:: DATA TO PROCESS ::
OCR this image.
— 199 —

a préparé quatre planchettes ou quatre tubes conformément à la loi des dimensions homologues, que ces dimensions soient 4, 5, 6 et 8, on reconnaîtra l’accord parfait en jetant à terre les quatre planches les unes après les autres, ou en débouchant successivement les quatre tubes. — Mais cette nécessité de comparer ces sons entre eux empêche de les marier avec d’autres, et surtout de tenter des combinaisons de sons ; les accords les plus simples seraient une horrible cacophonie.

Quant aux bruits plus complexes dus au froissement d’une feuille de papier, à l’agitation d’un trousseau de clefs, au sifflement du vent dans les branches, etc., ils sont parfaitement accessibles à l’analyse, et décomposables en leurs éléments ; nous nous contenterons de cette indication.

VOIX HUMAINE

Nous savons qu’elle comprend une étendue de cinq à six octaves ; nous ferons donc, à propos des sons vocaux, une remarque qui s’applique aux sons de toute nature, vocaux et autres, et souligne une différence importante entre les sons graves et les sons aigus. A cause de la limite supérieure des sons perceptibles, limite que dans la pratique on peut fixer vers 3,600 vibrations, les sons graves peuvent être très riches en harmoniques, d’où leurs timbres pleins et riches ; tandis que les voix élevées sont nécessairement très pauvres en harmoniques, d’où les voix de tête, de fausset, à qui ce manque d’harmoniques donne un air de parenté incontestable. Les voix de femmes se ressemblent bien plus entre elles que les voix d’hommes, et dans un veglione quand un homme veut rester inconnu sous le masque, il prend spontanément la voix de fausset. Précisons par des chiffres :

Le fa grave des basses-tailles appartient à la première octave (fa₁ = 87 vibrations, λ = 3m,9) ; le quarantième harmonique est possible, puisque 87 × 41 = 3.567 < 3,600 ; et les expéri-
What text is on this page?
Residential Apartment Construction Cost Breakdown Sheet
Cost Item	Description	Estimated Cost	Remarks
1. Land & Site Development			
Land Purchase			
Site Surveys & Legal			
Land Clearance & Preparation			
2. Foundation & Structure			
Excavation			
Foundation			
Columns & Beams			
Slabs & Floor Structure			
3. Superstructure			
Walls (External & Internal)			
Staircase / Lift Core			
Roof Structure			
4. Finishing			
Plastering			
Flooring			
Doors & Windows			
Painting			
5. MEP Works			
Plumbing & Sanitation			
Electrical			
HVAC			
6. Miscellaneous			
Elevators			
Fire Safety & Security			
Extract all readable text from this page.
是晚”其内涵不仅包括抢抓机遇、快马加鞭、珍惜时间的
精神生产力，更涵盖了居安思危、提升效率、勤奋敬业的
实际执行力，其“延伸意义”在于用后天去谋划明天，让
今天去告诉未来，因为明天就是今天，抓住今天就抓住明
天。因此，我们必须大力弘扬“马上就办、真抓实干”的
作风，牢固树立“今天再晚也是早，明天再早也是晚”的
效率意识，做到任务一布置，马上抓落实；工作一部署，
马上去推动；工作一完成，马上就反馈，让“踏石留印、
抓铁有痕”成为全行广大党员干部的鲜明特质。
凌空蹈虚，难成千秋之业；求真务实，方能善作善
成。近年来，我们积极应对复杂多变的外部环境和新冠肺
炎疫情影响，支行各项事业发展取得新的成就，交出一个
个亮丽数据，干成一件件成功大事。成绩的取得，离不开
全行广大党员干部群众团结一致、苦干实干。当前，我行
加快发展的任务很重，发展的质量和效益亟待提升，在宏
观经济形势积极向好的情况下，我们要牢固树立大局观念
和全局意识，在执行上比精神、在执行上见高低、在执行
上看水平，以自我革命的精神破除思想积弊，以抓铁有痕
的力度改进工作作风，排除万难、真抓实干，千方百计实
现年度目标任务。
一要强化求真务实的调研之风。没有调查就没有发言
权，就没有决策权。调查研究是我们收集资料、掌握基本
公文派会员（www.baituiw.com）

:: EXERCISE ::
Single out each line of the records above with the string "this" in it, and copy it.

:: ANSWER TO THE EXERCISE ::
OCR this image.
What text is on this page?
Extract all readable text from this page.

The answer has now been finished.